_Instruction_. Every line below is to be quoted exactly, with nothing added or dropped.

_Data provided_.
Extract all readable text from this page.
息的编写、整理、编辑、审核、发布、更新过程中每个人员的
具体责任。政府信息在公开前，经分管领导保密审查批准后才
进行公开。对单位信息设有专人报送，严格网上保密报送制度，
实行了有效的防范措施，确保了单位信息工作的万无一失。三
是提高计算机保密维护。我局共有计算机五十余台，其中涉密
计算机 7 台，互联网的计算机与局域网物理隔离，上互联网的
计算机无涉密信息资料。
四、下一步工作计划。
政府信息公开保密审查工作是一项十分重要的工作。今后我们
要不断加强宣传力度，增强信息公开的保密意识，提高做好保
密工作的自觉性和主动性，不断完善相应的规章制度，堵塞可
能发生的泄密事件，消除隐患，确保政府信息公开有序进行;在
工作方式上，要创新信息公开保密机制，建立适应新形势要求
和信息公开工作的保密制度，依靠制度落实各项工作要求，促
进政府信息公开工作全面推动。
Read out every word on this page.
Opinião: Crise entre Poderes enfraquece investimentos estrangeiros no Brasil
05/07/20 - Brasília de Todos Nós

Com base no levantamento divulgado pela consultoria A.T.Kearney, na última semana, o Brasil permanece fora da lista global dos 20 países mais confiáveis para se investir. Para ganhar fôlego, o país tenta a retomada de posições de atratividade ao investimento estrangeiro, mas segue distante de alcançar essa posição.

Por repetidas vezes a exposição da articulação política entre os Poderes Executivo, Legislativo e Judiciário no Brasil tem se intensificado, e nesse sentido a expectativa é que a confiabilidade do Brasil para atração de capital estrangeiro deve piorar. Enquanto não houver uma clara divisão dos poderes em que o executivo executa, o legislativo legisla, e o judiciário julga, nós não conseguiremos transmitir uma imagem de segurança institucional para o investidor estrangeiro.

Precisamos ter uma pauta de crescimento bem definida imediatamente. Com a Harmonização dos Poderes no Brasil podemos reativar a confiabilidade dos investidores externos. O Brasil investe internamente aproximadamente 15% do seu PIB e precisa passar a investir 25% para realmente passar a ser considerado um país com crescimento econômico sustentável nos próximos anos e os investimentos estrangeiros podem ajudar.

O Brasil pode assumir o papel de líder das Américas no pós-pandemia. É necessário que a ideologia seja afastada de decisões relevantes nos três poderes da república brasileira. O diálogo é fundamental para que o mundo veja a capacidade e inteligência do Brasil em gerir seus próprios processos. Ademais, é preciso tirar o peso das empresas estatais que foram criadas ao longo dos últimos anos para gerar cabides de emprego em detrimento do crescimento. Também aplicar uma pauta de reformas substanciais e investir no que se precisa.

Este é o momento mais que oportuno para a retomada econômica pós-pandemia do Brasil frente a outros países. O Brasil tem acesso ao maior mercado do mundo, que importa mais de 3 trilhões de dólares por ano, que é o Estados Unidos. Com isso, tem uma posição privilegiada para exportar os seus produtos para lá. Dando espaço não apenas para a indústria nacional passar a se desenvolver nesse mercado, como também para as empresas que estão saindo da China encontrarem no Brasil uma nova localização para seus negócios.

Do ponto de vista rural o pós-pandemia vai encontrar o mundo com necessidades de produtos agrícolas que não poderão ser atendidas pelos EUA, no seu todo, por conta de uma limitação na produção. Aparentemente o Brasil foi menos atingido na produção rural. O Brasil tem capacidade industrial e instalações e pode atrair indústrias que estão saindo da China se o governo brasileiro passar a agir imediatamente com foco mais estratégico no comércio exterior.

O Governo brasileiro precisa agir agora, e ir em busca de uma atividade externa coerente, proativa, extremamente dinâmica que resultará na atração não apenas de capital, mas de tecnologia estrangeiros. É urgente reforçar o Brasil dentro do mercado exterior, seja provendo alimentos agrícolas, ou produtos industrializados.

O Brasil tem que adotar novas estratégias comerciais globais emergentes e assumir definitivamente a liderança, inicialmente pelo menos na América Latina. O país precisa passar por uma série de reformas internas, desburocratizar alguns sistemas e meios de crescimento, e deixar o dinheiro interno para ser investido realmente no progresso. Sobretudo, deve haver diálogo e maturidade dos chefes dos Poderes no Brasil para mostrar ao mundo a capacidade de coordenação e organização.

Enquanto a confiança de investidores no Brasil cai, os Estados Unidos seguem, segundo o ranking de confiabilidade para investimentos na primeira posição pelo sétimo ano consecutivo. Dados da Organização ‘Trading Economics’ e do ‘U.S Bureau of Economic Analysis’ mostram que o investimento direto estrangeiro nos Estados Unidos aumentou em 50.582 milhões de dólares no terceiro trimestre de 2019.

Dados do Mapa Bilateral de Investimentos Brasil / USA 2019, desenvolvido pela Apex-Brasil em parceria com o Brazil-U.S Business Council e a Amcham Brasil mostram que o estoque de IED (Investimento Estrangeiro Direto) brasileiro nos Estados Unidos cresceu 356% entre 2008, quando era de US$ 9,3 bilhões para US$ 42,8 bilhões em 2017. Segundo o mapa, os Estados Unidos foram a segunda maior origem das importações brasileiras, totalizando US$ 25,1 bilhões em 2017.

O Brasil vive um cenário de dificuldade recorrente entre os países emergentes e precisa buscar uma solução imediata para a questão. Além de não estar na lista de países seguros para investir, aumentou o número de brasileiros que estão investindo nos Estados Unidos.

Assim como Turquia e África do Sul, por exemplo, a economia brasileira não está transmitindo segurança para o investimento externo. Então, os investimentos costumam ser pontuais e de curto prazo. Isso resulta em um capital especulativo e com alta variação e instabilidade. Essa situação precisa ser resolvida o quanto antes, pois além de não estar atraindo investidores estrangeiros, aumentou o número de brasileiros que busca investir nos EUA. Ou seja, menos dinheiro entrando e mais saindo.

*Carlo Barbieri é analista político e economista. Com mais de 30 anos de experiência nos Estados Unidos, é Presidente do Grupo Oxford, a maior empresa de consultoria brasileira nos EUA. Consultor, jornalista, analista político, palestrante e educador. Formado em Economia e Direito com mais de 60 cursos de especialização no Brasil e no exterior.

_Exercise answer_.
Extract all readable text from this page.
息的编写、整理、编辑、审核、发布、更新过程中每个人员的
具体责任。政府信息在公开前，经分管领导保密审查批准后才
进行公开。对单位信息设有专人报送，严格网上保密报送制度，
实行了有效的防范措施，确保了单位信息工作的万无一失。三
是提高计算机保密维护。我局共有计算机五十余台，其中涉密
计算机 7 台，互联网的计算机与局域网物理隔离，上互联网的
计算机无涉密信息资料。
四、下一步工作计划。
政府信息公开保密审查工作是一项十分重要的工作。今后我们
要不断加强宣传力度，增强信息公开的保密意识，提高做好保
密工作的自觉性和主动性，不断完善相应的规章制度，堵塞可
能发生的泄密事件，消除隐患，确保政府信息公开有序进行;在
工作方式上，要创新信息公开保密机制，建立适应新形势要求
和信息公开工作的保密制度，依靠制度落实各项工作要求，促
进政府信息公开工作全面推动。
Read out every word on this page.
Opinião: Crise entre Poderes enfraquece investimentos estrangeiros no Brasil
05/07/20 - Brasília de Todos Nós

Com base no levantamento divulgado pela consultoria A.T.Kearney, na última semana, o Brasil permanece fora da lista global dos 20 países mais confiáveis para se investir. Para ganhar fôlego, o país tenta a retomada de posições de atratividade ao investimento estrangeiro, mas segue distante de alcançar essa posição.

Por repetidas vezes a exposição da articulação política entre os Poderes Executivo, Legislativo e Judiciário no Brasil tem se intensificado, e nesse sentido a expectativa é que a confiabilidade do Brasil para atração de capital estrangeiro deve piorar. Enquanto não houver uma clara divisão dos poderes em que o executivo executa, o legislativo legisla, e o judiciário julga, nós não conseguiremos transmitir uma imagem de segurança institucional para o investidor estrangeiro.

Precisamos ter uma pauta de crescimento bem definida imediatamente. Com a Harmonização dos Poderes no Brasil podemos reativar a confiabilidade dos investidores externos. O Brasil investe internamente aproximadamente 15% do seu PIB e precisa passar a investir 25% para realmente passar a ser considerado um país com crescimento econômico sustentável nos próximos anos e os investimentos estrangeiros podem ajudar.

O Brasil pode assumir o papel de líder das Américas no pós-pandemia. É necessário que a ideologia seja afastada de decisões relevantes nos três poderes da república brasileira. O diálogo é fundamental para que o mundo veja a capacidade e inteligência do Brasil em gerir seus próprios processos. Ademais, é preciso tirar o peso das empresas estatais que foram criadas ao longo dos últimos anos para gerar cabides de emprego em detrimento do crescimento. Também aplicar uma pauta de reformas substanciais e investir no que se precisa.

Este é o momento mais que oportuno para a retomada econômica pós-pandemia do Brasil frente a outros países. O Brasil tem acesso ao maior mercado do mundo, que importa mais de 3 trilhões de dólares por ano, que é o Estados Unidos. Com isso, tem uma posição privilegiada para exportar os seus produtos para lá. Dando espaço não apenas para a indústria nacional passar a se desenvolver nesse mercado, como também para as empresas que estão saindo da China encontrarem no Brasil uma nova localização para seus negócios.

Do ponto de vista rural o pós-pandemia vai encontrar o mundo com necessidades de produtos agrícolas que não poderão ser atendidas pelos EUA, no seu todo, por conta de uma limitação na produção. Aparentemente o Brasil foi menos atingido na produção rural. O Brasil tem capacidade industrial e instalações e pode atrair indústrias que estão saindo da China se o governo brasileiro passar a agir imediatamente com foco mais estratégico no comércio exterior.

O Governo brasileiro precisa agir agora, e ir em busca de uma atividade externa coerente, proativa, extremamente dinâmica que resultará na atração não apenas de capital, mas de tecnologia estrangeiros. É urgente reforçar o Brasil dentro do mercado exterior, seja provendo alimentos agrícolas, ou produtos industrializados.

O Brasil tem que adotar novas estratégias comerciais globais emergentes e assumir definitivamente a liderança, inicialmente pelo menos na América Latina. O país precisa passar por uma série de reformas internas, desburocratizar alguns sistemas e meios de crescimento, e deixar o dinheiro interno para ser investido realmente no progresso. Sobretudo, deve haver diálogo e maturidade dos chefes dos Poderes no Brasil para mostrar ao mundo a capacidade de coordenação e organização.

Enquanto a confiança de investidores no Brasil cai, os Estados Unidos seguem, segundo o ranking de confiabilidade para investimentos na primeira posição pelo sétimo ano consecutivo. Dados da Organização ‘Trading Economics’ e do ‘U.S Bureau of Economic Analysis’ mostram que o investimento direto estrangeiro nos Estados Unidos aumentou em 50.582 milhões de dólares no terceiro trimestre de 2019.

Dados do Mapa Bilateral de Investimentos Brasil / USA 2019, desenvolvido pela Apex-Brasil em parceria com o Brazil-U.S Business Council e a Amcham Brasil mostram que o estoque de IED (Investimento Estrangeiro Direto) brasileiro nos Estados Unidos cresceu 356% entre 2008, quando era de US$ 9,3 bilhões para US$ 42,8 bilhões em 2017. Segundo o mapa, os Estados Unidos foram a segunda maior origem das importações brasileiras, totalizando US$ 25,1 bilhões em 2017.

O Brasil vive um cenário de dificuldade recorrente entre os países emergentes e precisa buscar uma solução imediata para a questão. Além de não estar na lista de países seguros para investir, aumentou o número de brasileiros que estão investindo nos Estados Unidos.

Assim como Turquia e África do Sul, por exemplo, a economia brasileira não está transmitindo segurança para o investimento externo. Então, os investimentos costumam ser pontuais e de curto prazo. Isso resulta em um capital especulativo e com alta variação e instabilidade. Essa situação precisa ser resolvida o quanto antes, pois além de não estar atraindo investidores estrangeiros, aumentou o número de brasileiros que busca investir nos EUA. Ou seja, menos dinheiro entrando e mais saindo.

*Carlo Barbieri é analista político e economista. Com mais de 30 anos de experiência nos Estados Unidos, é Presidente do Grupo Oxford, a maior empresa de consultoria brasileira nos EUA. Consultor, jornalista, analista político, palestrante e educador. Formado em Economia e Direito com mais de 60 cursos de especialização no Brasil e no exterior.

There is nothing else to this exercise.